● **Material for this exercise**
-------

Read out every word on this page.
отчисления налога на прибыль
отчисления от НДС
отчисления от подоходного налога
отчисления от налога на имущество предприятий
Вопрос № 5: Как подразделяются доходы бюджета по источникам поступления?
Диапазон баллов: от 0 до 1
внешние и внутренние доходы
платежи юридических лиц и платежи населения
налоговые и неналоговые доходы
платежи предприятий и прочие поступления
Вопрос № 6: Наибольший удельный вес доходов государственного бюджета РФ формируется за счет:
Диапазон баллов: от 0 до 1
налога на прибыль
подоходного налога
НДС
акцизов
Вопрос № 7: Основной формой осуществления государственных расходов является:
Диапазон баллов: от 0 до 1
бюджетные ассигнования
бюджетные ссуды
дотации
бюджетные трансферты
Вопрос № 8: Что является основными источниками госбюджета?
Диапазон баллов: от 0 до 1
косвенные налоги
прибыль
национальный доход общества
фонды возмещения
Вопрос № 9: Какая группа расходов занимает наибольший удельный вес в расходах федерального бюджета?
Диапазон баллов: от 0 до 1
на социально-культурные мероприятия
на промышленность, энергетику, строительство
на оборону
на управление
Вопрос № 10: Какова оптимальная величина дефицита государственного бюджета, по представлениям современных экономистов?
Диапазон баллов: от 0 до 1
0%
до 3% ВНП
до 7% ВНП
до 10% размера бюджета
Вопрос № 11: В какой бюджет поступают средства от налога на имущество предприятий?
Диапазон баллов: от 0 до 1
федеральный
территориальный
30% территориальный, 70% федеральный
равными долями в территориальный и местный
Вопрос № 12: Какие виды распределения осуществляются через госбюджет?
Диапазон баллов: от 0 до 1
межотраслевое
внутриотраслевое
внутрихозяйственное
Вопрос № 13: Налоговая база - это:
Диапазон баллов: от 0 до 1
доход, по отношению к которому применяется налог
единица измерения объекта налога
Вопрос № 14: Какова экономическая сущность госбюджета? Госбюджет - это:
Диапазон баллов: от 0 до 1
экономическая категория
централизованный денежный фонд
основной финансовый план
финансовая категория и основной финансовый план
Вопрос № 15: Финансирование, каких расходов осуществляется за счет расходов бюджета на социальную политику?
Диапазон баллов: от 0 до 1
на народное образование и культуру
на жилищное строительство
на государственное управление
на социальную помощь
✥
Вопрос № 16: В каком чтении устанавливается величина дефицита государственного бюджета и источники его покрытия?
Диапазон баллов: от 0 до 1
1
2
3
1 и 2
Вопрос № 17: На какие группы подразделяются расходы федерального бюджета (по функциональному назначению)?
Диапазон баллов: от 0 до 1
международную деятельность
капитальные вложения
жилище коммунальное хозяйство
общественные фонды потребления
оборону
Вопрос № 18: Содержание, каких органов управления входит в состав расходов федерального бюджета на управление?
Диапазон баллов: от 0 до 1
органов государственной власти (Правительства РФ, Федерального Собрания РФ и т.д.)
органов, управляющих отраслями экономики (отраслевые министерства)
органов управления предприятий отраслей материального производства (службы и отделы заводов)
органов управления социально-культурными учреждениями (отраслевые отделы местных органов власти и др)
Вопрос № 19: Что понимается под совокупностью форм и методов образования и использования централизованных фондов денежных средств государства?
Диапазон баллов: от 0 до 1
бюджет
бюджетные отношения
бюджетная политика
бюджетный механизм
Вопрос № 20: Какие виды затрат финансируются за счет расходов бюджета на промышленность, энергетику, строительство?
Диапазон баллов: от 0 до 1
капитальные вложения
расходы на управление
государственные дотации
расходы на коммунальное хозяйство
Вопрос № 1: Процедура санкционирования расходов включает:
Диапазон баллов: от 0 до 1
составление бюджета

-------

● **Required task**
List every line from the entries above in which "счет" appears.

● **Response for this exercise**
Вопрос № 6: Наибольший удельный вес доходов государственного бюджета РФ формируется за счет:
Вопрос № 15: Финансирование, каких расходов осуществляется за счет расходов бюджета на социальную политику?
Вопрос № 20: Какие виды затрат финансируются за счет расходов бюджета на промышленность, энергетику, строительство?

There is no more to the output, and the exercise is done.